Task description:
Below are the entries; state how many of their lines contain the string "муниципальным", and nothing more.

-- BEGIN --

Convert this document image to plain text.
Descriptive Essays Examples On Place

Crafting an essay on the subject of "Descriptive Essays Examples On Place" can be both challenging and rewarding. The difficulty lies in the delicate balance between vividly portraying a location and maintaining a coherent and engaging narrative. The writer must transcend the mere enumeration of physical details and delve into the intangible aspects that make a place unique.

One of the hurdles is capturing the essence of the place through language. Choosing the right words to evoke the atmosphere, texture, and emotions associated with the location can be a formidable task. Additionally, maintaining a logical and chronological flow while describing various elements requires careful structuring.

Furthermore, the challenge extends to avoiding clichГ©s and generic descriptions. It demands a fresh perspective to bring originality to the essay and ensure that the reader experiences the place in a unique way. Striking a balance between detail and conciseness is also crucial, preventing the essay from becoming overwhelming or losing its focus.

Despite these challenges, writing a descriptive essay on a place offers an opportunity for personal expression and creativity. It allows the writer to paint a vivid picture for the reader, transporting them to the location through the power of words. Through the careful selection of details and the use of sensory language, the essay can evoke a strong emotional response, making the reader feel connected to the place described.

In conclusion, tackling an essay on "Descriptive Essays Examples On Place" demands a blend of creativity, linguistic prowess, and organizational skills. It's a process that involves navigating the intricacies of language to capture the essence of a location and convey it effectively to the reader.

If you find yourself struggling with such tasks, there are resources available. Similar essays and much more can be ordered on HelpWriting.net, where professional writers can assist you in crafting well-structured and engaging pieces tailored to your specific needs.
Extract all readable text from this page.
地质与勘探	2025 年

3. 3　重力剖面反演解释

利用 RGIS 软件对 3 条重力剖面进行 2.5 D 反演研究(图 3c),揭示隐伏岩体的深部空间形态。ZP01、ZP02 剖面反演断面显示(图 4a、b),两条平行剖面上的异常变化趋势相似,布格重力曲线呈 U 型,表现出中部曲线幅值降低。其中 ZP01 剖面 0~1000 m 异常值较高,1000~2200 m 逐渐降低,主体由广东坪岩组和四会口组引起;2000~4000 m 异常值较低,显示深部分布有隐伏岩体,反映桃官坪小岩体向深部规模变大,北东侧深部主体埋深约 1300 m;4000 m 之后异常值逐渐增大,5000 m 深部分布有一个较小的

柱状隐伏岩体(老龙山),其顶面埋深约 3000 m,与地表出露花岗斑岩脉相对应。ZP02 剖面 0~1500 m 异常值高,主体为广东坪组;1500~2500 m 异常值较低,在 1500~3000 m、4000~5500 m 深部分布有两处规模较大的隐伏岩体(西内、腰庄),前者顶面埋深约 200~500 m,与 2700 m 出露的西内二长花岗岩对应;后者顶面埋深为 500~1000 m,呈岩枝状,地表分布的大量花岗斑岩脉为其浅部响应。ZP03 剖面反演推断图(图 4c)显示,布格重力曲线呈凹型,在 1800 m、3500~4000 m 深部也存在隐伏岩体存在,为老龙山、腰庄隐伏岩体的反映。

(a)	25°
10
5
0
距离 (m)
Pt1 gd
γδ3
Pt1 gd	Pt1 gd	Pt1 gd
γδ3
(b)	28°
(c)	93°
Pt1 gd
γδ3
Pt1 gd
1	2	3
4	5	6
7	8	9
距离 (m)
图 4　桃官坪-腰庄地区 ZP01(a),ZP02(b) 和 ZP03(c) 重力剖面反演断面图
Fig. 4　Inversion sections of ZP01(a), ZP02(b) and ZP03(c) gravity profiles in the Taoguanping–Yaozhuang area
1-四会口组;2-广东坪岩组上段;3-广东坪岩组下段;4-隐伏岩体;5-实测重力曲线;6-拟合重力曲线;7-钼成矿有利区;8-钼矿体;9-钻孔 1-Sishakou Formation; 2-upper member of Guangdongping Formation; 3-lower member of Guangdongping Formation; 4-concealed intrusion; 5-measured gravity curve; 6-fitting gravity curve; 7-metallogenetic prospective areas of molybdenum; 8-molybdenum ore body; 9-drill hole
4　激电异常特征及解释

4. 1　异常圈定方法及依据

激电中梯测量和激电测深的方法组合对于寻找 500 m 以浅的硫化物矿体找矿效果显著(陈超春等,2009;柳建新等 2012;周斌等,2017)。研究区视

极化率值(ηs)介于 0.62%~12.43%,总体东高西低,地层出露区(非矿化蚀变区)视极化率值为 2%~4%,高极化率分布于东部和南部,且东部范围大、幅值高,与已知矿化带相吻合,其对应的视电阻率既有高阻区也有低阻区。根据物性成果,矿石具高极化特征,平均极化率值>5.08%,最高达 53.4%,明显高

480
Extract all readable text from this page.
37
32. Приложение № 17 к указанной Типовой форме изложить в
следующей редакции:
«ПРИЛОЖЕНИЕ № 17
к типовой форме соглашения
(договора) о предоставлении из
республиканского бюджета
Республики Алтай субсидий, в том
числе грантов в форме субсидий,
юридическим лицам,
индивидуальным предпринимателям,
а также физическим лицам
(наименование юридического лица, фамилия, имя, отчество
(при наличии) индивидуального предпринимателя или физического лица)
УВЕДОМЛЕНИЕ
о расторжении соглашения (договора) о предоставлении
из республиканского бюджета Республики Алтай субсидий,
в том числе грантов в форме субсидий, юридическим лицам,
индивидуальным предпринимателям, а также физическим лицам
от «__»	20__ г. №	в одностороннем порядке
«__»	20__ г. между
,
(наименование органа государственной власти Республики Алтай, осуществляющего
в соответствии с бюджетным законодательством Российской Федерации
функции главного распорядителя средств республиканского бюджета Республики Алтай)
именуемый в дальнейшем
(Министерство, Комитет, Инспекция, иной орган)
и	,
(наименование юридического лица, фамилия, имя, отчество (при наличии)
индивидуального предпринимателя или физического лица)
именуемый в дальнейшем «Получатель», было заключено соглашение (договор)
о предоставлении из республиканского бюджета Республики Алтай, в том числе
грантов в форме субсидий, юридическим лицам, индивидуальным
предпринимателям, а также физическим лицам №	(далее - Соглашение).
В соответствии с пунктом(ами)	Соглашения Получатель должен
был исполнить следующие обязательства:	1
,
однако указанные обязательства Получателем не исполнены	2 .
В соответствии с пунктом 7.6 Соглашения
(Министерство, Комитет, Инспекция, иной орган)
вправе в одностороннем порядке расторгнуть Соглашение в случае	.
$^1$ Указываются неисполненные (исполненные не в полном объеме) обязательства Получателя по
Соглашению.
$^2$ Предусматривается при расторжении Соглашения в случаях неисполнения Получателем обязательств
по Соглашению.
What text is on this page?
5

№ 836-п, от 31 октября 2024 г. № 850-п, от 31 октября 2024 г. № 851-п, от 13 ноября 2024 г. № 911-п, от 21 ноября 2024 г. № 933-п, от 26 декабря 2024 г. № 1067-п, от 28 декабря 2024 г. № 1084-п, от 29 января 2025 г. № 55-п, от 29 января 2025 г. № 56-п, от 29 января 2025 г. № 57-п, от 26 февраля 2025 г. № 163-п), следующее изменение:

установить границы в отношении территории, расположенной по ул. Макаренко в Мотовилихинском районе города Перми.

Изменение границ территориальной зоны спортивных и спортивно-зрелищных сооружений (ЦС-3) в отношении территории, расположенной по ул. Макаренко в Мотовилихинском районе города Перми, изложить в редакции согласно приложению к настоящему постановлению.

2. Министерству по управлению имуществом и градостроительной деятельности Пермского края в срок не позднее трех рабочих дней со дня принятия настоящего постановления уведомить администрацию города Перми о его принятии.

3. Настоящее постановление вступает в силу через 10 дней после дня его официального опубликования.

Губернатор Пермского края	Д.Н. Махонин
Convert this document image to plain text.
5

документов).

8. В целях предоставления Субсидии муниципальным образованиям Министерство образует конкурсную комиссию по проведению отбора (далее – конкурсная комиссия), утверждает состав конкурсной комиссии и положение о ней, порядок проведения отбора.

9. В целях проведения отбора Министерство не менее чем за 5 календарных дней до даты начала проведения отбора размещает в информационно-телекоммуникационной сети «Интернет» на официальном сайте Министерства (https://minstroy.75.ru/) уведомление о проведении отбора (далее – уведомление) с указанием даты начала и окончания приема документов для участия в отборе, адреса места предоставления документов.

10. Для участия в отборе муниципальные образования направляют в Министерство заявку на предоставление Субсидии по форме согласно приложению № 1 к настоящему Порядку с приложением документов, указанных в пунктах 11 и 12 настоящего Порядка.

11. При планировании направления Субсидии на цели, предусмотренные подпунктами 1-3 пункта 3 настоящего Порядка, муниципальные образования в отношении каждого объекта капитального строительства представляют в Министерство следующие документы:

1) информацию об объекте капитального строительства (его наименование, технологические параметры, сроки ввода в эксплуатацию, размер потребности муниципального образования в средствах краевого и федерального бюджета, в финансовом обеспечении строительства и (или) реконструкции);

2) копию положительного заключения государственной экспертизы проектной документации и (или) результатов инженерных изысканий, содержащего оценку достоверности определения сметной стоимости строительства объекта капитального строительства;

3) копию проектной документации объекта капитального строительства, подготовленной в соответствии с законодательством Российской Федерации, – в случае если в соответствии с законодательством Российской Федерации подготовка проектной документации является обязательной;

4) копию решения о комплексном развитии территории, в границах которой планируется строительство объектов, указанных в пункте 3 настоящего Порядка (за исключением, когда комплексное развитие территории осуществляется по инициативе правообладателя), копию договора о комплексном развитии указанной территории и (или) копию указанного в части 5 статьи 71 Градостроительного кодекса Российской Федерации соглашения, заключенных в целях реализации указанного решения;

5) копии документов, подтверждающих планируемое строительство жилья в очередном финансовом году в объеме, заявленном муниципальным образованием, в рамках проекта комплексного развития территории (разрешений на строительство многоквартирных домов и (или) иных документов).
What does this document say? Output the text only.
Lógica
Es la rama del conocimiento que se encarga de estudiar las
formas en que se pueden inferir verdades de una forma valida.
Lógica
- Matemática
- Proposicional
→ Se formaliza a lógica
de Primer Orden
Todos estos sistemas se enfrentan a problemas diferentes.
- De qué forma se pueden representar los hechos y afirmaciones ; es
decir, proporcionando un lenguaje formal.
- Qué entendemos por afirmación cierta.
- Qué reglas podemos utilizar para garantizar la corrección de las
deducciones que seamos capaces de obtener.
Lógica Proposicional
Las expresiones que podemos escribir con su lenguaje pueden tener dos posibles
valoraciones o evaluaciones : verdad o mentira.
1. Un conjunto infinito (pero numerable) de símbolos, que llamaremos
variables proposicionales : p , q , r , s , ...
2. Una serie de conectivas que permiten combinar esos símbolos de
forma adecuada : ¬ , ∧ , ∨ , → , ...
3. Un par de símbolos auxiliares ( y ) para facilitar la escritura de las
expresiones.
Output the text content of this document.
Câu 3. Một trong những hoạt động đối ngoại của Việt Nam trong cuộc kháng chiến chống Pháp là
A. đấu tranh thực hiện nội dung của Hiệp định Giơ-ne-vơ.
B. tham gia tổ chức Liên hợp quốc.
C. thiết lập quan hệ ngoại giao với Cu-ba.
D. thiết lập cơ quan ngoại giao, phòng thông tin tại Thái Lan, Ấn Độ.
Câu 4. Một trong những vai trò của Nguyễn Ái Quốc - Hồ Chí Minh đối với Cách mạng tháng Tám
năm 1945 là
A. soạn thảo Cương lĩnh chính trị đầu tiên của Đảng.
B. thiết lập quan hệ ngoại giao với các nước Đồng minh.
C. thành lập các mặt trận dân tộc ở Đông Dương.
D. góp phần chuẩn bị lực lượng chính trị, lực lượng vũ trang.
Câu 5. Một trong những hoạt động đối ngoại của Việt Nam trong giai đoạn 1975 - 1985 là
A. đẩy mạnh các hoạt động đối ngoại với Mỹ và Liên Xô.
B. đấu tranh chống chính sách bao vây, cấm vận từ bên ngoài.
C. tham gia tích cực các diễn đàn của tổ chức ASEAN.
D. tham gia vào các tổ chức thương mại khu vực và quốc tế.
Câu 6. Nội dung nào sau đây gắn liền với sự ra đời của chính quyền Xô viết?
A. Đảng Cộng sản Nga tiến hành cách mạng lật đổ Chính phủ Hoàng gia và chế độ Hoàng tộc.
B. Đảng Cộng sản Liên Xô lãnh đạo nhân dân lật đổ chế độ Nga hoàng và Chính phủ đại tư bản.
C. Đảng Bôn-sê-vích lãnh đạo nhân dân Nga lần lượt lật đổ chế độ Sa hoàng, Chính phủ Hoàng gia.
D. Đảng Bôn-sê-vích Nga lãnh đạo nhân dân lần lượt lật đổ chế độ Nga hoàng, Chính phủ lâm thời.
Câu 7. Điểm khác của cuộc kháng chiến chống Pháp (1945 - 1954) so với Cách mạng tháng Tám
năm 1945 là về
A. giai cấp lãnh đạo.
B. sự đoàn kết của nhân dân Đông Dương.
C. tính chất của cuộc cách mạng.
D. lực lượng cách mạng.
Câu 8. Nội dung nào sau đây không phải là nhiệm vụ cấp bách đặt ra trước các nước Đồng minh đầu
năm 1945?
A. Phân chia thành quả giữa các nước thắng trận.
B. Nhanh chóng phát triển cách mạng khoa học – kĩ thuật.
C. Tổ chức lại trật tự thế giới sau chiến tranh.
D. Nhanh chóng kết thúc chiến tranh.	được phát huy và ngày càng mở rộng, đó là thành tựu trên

-- END --

Response:
2